Filter the entries that follow, copying every line in which the word "negative" appears.

· · · · ·

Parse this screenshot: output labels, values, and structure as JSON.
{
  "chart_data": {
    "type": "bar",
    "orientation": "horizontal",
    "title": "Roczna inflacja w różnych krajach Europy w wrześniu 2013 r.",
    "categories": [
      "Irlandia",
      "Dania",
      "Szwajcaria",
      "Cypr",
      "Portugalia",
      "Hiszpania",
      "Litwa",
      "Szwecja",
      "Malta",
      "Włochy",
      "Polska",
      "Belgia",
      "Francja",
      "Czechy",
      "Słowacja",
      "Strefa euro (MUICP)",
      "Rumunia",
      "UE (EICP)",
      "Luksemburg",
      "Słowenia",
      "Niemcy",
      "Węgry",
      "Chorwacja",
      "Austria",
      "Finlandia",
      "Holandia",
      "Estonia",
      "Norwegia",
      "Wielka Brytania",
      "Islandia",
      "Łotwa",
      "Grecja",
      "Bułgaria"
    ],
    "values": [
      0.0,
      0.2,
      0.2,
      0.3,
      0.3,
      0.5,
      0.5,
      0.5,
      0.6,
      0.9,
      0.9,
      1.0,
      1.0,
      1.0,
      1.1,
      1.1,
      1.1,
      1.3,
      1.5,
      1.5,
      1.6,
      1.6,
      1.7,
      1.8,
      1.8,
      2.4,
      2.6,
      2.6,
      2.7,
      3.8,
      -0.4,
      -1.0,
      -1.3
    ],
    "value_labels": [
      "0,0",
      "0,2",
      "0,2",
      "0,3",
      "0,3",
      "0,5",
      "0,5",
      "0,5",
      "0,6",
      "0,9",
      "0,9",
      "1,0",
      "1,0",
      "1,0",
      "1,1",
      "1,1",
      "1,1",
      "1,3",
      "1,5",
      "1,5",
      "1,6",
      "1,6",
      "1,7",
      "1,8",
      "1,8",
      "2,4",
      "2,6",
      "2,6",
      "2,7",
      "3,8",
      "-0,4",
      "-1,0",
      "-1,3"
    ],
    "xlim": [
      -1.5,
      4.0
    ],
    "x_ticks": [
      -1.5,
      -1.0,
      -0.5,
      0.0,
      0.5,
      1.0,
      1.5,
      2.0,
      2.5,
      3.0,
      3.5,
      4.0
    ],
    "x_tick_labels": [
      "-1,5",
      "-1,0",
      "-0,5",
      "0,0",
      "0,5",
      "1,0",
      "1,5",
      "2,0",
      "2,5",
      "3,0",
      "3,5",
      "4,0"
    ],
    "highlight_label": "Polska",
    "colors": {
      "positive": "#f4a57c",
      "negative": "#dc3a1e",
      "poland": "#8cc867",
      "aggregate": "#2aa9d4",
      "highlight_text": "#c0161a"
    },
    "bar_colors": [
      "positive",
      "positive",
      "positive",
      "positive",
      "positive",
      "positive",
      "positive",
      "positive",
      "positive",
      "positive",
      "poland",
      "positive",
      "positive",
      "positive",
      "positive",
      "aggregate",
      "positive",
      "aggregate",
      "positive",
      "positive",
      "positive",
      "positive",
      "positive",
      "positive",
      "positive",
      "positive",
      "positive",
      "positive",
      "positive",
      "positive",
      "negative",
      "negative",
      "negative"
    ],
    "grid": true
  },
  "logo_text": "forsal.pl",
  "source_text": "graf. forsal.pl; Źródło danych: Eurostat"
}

· · · · ·

§ **RESPONSE**
      "negative": "#dc3a1e",
      "negative",
      "negative",
      "negative"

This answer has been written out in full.